----- SOURCE MATERIAL

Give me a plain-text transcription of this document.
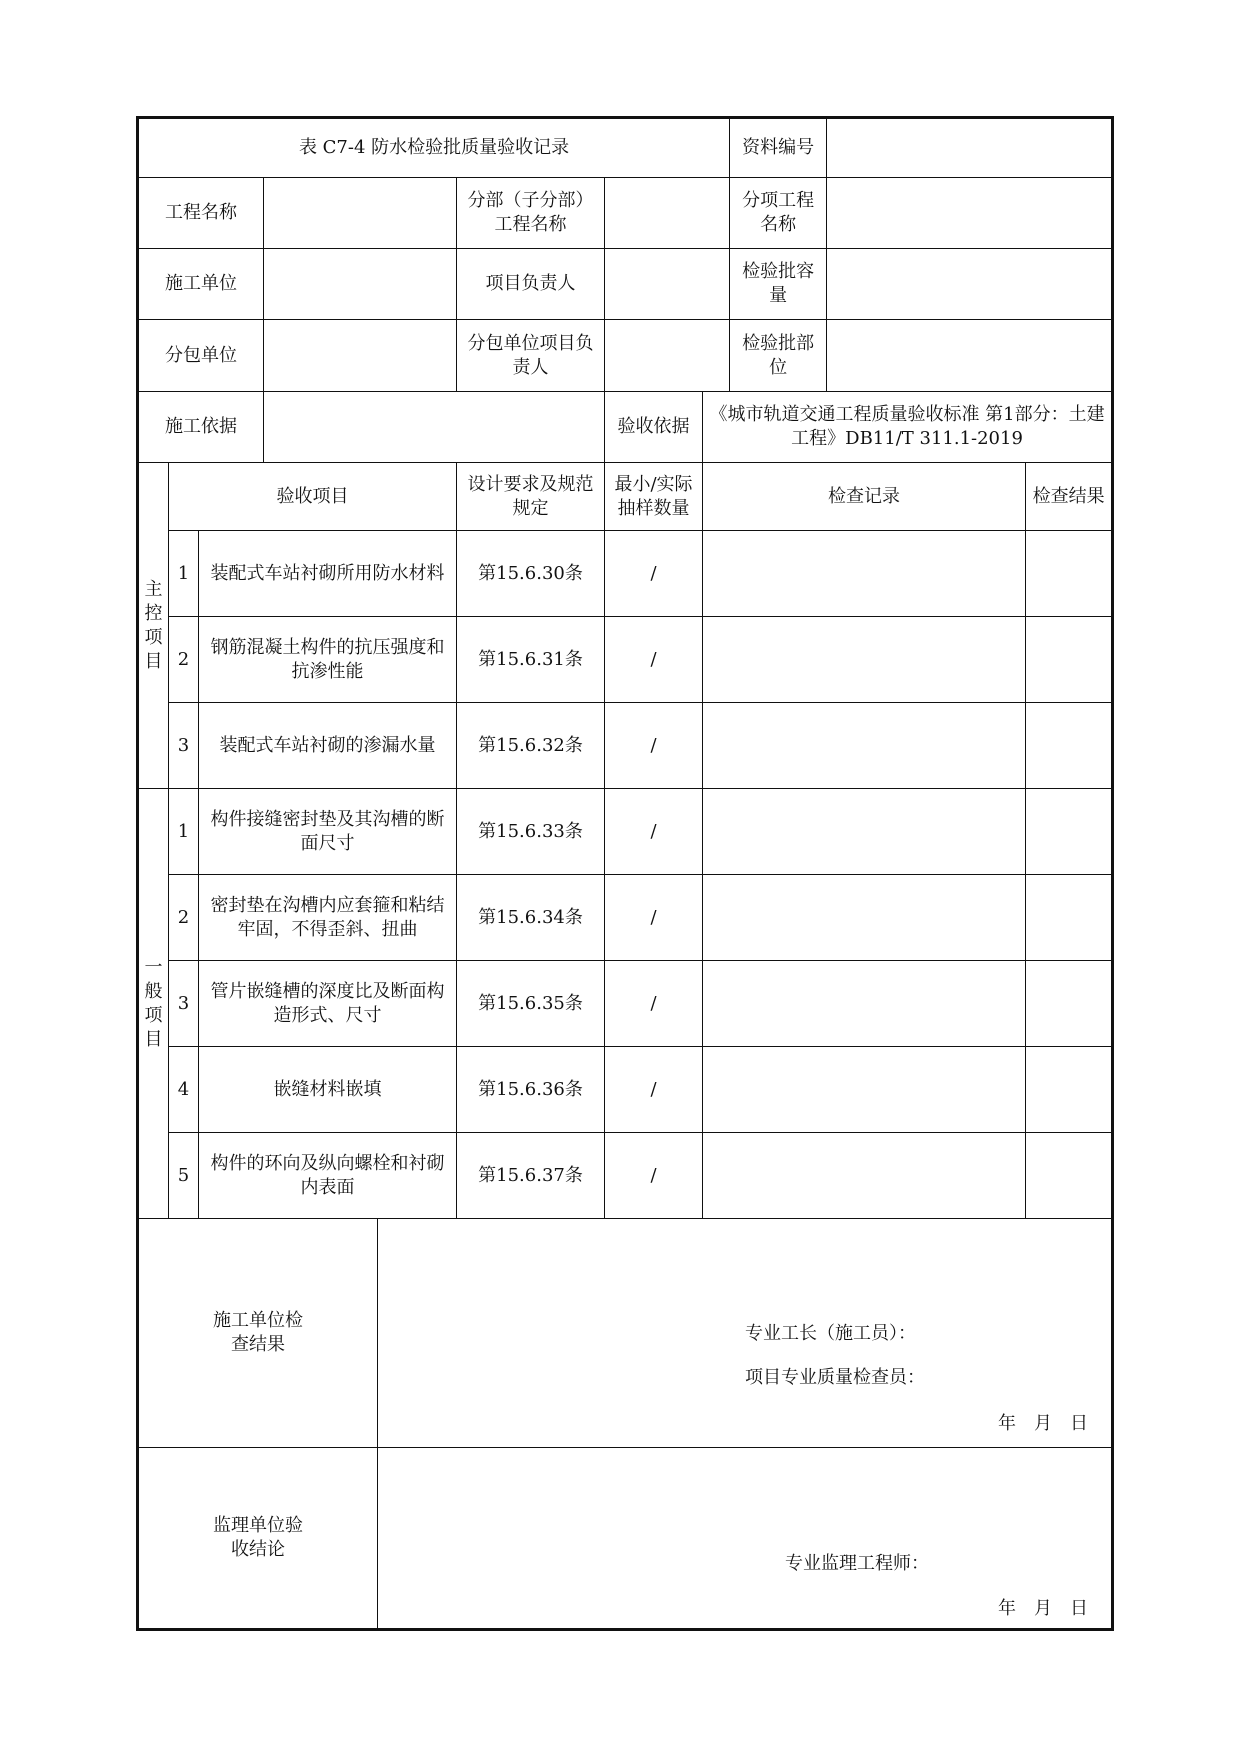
表 C7-4 防水检验批质量验收记录								资料编号		
工程名称					分部（子分部）工程名称			分项工程名称		
施工单位					项目负责人			检验批容量		
分包单位					分包单位项目负责人			检验批部位		
施工依据						验收依据	《城市轨道交通工程质量验收标准 第1部分：土建工程》DB11/T 311.1-2019			

主控项目	验收项目				设计要求及规范规定	最小/实际抽样数量	检查记录			检查结果
	1	装配式车站衬砌所用防水材料			第15.6.30条	/				
	2	钢筋混凝土构件的抗压强度和抗渗性能			第15.6.31条	/				
	3	装配式车站衬砌的渗漏水量			第15.6.32条	/				

一般项目	1	构件接缝密封垫及其沟槽的断面尺寸			第15.6.33条	/				
	2	密封垫在沟槽内应套箍和粘结牢固，不得歪斜、扭曲			第15.6.34条	/				
	3	管片嵌缝槽的深度比及断面构造形式、尺寸			第15.6.35条	/				
	4	嵌缝材料嵌填			第15.6.36条	/				
	5	构件的环向及纵向螺栓和衬砌内表面			第15.6.37条	/				
施工单位检查结果				专业工长（施工员）：
项目专业质量检查员：
年　月　日						

监理单位验收结论				专业监理工程师：
年　月　日						
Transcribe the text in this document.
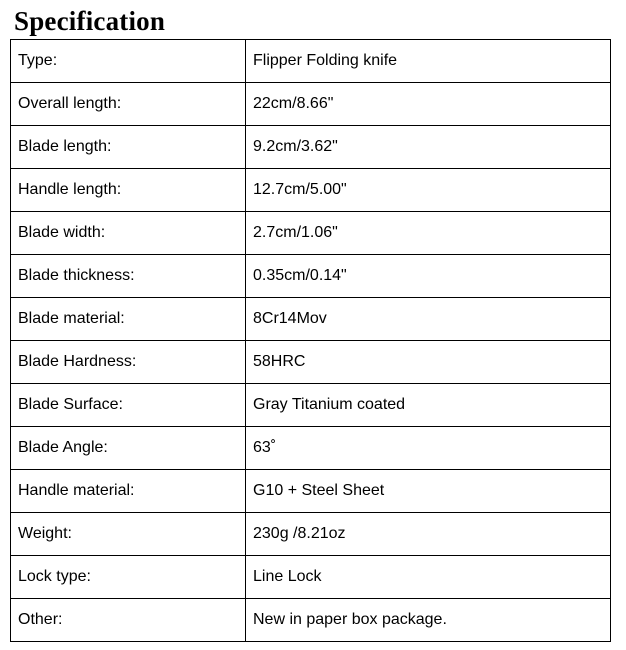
Specification
Type:	Flipper Folding knife
Overall length:	22cm/8.66"
Blade length:	9.2cm/3.62"
Handle length:	12.7cm/5.00"
Blade width:	2.7cm/1.06"
Blade thickness:	0.35cm/0.14"
Blade material:	8Cr14Mov
Blade Hardness:	58HRC
Blade Surface:	Gray Titanium coated
Blade Angle:	63˚
Handle material:	G10 + Steel Sheet
Weight:	230g /8.21oz
Lock type:	Line Lock
Other:	New in paper box package.
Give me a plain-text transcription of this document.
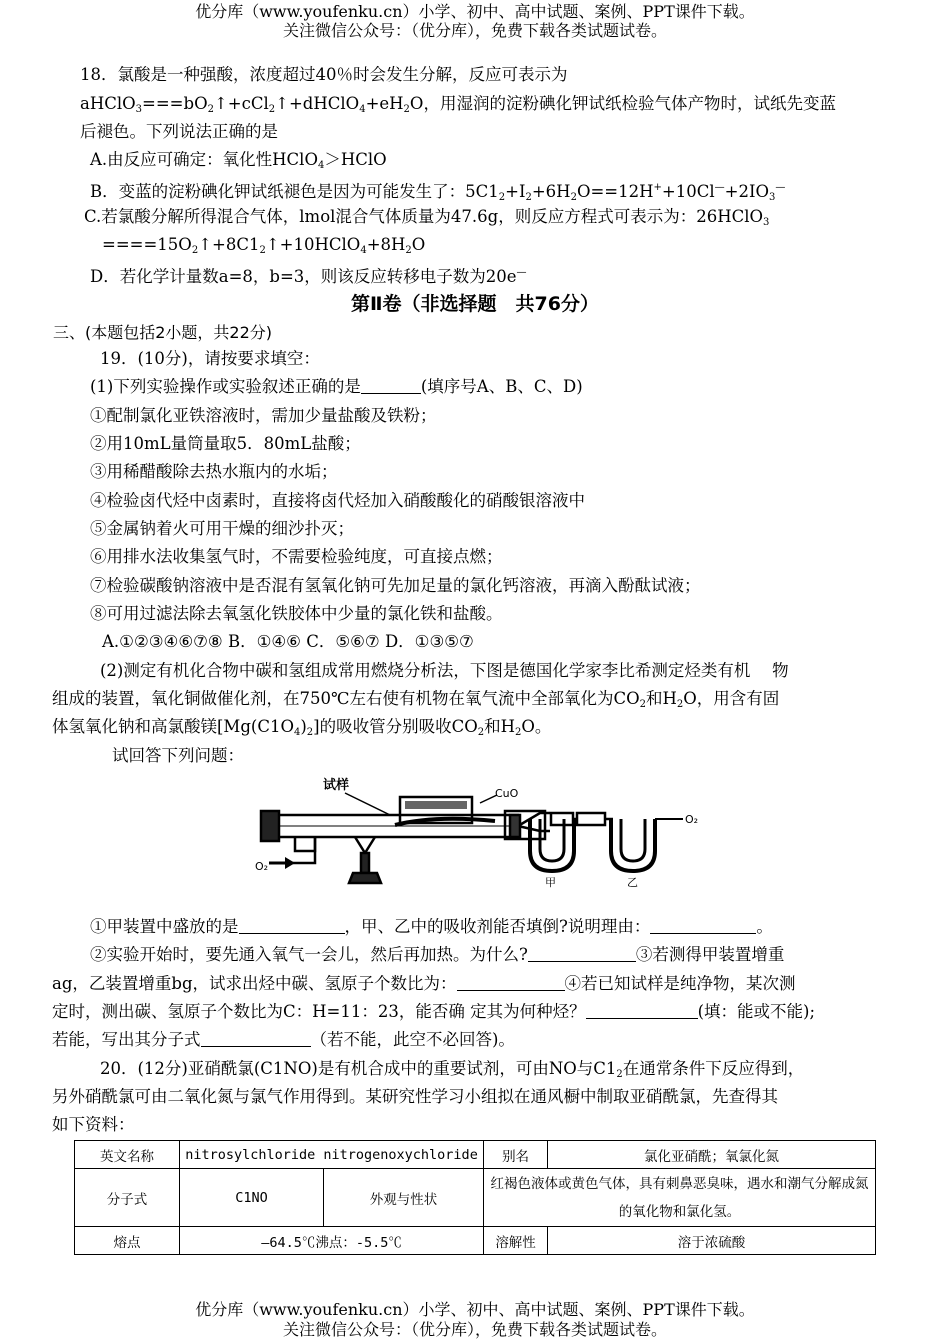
优分库（www.youfenku.cn）小学、初中、高中试题、案例、PPT课件下载。
关注微信公众号：（优分库），免费下载各类试题试卷。
18．氯酸是一种强酸，浓度超过40％时会发生分解，反应可表示为
$aHClO_3===bO_2↑+cCl_2↑+dHClO_4+eH_2O$，用湿润的淀粉碘化钾试纸检验气体产物时，试纸先变蓝
后褪色。下列说法正确的是
A.由反应可确定：氧化性HClO$_4$＞HClO
B．变蓝的淀粉碘化钾试纸褪色是因为可能发生了：$5C1_2+I_2+6H_2O==12H^++10Cl^—+2IO_3^—$
C.若氯酸分解所得混合气体，lmol混合气体质量为47.6g，则反应方程式可表示为：26HClO$_3$
$====15O_2↑+8C1_2↑+10HClO_4+8H_2O$
D．若化学计量数a=8，b=3，则该反应转移电子数为20e—
第Ⅱ卷（非选择题　共76分）
三、(本题包括2小题，共22分)
19．(10分)，请按要求填空：
(1)下列实验操作或实验叙述正确的是	(填序号A、B、C、D)
①配制氯化亚铁溶液时，需加少量盐酸及铁粉；
②用10mL量筒量取5．80mL盐酸；
③用稀醋酸除去热水瓶内的水垢；
④检验卤代烃中卤素时，直接将卤代烃加入硝酸酸化的硝酸银溶液中
⑤金属钠着火可用干燥的细沙扑灭；
⑥用排水法收集氢气时，不需要检验纯度，可直接点燃；
⑦检验碳酸钠溶液中是否混有氢氧化钠可先加足量的氯化钙溶液，再滴入酚酞试液；
⑧可用过滤法除去氧氢化铁胶体中少量的氯化铁和盐酸。
A.①②③④⑥⑦⑧ B．①④⑥ C．⑤⑥⑦ D．①③⑤⑦
(2)测定有机化合物中碳和氢组成常用燃烧分析法，下图是德国化学家李比希测定烃类有机　 物
组成的装置，氧化铜做催化剂，在750℃左右使有机物在氧气流中全部氧化为$CO_2$和$H_2O$，用含有固
体氢氧化钠和高氯酸镁$[Mg(C1O_4)_2]$的吸收管分别吸收$CO_2$和$H_2O$。
试回答下列问题：
试样
CuO
O₂
O₂
甲	乙
①甲装置中盛放的是	，甲、乙中的吸收剂能否填倒?说明理由：	。
②实验开始时，要先通入氧气一会儿，然后再加热。为什么?	③若测得甲装置增重
ag，乙装置增重bg，试求出烃中碳、氢原子个数比为：	④若已知试样是纯净物，某次测
定时，测出碳、氢原子个数比为C：H=11：23，能否确 定其为何种烃？	(填：能或不能);
若能，写出其分子式	（若不能，此空不必回答)。
20．(12分)亚硝酰氯(C1NO)是有机合成中的重要试剂，可由NO与$C1_2$在通常条件下反应得到，
另外硝酰氯可由二氧化氮与氯气作用得到。某研究性学习小组拟在通风橱中制取亚硝酰氯，先查得其
如下资料：
英文名称	nitrosylchloride nitrogenoxychloride		别名	氯化亚硝酰；氧氯化氮
分子式	C1NO	外观与性状	红褐色液体或黄色气体，具有刺鼻恶臭味，遇水和潮气分解成氮的氧化物和氯化氢。	
熔点	—64.5℃沸点：-5.5℃		溶解性	溶于浓硫酸
优分库（www.youfenku.cn）小学、初中、高中试题、案例、PPT课件下载。
关注微信公众号：（优分库），免费下载各类试题试卷。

----------

Omit the pictures. Output every record above word for word.

EXERCISE OUTPUT >>
Give me a plain-text transcription of this document.
表 C7-4 防水检验批质量验收记录								资料编号		
工程名称					分部（子分部）工程名称			分项工程名称		
施工单位					项目负责人			检验批容量		
分包单位					分包单位项目负责人			检验批部位		
施工依据						验收依据	《城市轨道交通工程质量验收标准 第1部分：土建工程》DB11/T 311.1-2019			

主控项目	验收项目				设计要求及规范规定	最小/实际抽样数量	检查记录			检查结果
	1	装配式车站衬砌所用防水材料			第15.6.30条	/				
	2	钢筋混凝土构件的抗压强度和抗渗性能			第15.6.31条	/				
	3	装配式车站衬砌的渗漏水量			第15.6.32条	/				

一般项目	1	构件接缝密封垫及其沟槽的断面尺寸			第15.6.33条	/				
	2	密封垫在沟槽内应套箍和粘结牢固，不得歪斜、扭曲			第15.6.34条	/				
	3	管片嵌缝槽的深度比及断面构造形式、尺寸			第15.6.35条	/				
	4	嵌缝材料嵌填			第15.6.36条	/				
	5	构件的环向及纵向螺栓和衬砌内表面			第15.6.37条	/				
施工单位检查结果				专业工长（施工员）：
项目专业质量检查员：
年　月　日						

监理单位验收结论				专业监理工程师：
年　月　日						
Transcribe the text in this document.
Specification
Type:	Flipper Folding knife
Overall length:	22cm/8.66"
Blade length:	9.2cm/3.62"
Handle length:	12.7cm/5.00"
Blade width:	2.7cm/1.06"
Blade thickness:	0.35cm/0.14"
Blade material:	8Cr14Mov
Blade Hardness:	58HRC
Blade Surface:	Gray Titanium coated
Blade Angle:	63˚
Handle material:	G10 + Steel Sheet
Weight:	230g /8.21oz
Lock type:	Line Lock
Other:	New in paper box package.
Give me a plain-text transcription of this document.
优分库（www.youfenku.cn）小学、初中、高中试题、案例、PPT课件下载。
关注微信公众号：（优分库），免费下载各类试题试卷。
18．氯酸是一种强酸，浓度超过40％时会发生分解，反应可表示为
$aHClO_3===bO_2↑+cCl_2↑+dHClO_4+eH_2O$，用湿润的淀粉碘化钾试纸检验气体产物时，试纸先变蓝
后褪色。下列说法正确的是
A.由反应可确定：氧化性HClO$_4$＞HClO
B．变蓝的淀粉碘化钾试纸褪色是因为可能发生了：$5C1_2+I_2+6H_2O==12H^++10Cl^—+2IO_3^—$
C.若氯酸分解所得混合气体，lmol混合气体质量为47.6g，则反应方程式可表示为：26HClO$_3$
$====15O_2↑+8C1_2↑+10HClO_4+8H_2O$
D．若化学计量数a=8，b=3，则该反应转移电子数为20e—
第Ⅱ卷（非选择题　共76分）
三、(本题包括2小题，共22分)
19．(10分)，请按要求填空：
(1)下列实验操作或实验叙述正确的是	(填序号A、B、C、D)
①配制氯化亚铁溶液时，需加少量盐酸及铁粉；
②用10mL量筒量取5．80mL盐酸；
③用稀醋酸除去热水瓶内的水垢；
④检验卤代烃中卤素时，直接将卤代烃加入硝酸酸化的硝酸银溶液中
⑤金属钠着火可用干燥的细沙扑灭；
⑥用排水法收集氢气时，不需要检验纯度，可直接点燃；
⑦检验碳酸钠溶液中是否混有氢氧化钠可先加足量的氯化钙溶液，再滴入酚酞试液；
⑧可用过滤法除去氧氢化铁胶体中少量的氯化铁和盐酸。
A.①②③④⑥⑦⑧ B．①④⑥ C．⑤⑥⑦ D．①③⑤⑦
(2)测定有机化合物中碳和氢组成常用燃烧分析法，下图是德国化学家李比希测定烃类有机　 物
组成的装置，氧化铜做催化剂，在750℃左右使有机物在氧气流中全部氧化为$CO_2$和$H_2O$，用含有固
体氢氧化钠和高氯酸镁$[Mg(C1O_4)_2]$的吸收管分别吸收$CO_2$和$H_2O$。
试回答下列问题：
试样
CuO
O₂
O₂
甲	乙
①甲装置中盛放的是	，甲、乙中的吸收剂能否填倒?说明理由：	。
②实验开始时，要先通入氧气一会儿，然后再加热。为什么?	③若测得甲装置增重
ag，乙装置增重bg，试求出烃中碳、氢原子个数比为：	④若已知试样是纯净物，某次测
定时，测出碳、氢原子个数比为C：H=11：23，能否确 定其为何种烃？	(填：能或不能);
若能，写出其分子式	（若不能，此空不必回答)。
20．(12分)亚硝酰氯(C1NO)是有机合成中的重要试剂，可由NO与$C1_2$在通常条件下反应得到，
另外硝酰氯可由二氧化氮与氯气作用得到。某研究性学习小组拟在通风橱中制取亚硝酰氯，先查得其
如下资料：
英文名称	nitrosylchloride nitrogenoxychloride		别名	氯化亚硝酰；氧氯化氮
分子式	C1NO	外观与性状	红褐色液体或黄色气体，具有刺鼻恶臭味，遇水和潮气分解成氮的氧化物和氯化氢。	
熔点	—64.5℃沸点：-5.5℃		溶解性	溶于浓硫酸
优分库（www.youfenku.cn）小学、初中、高中试题、案例、PPT课件下载。
关注微信公众号：（优分库），免费下载各类试题试卷。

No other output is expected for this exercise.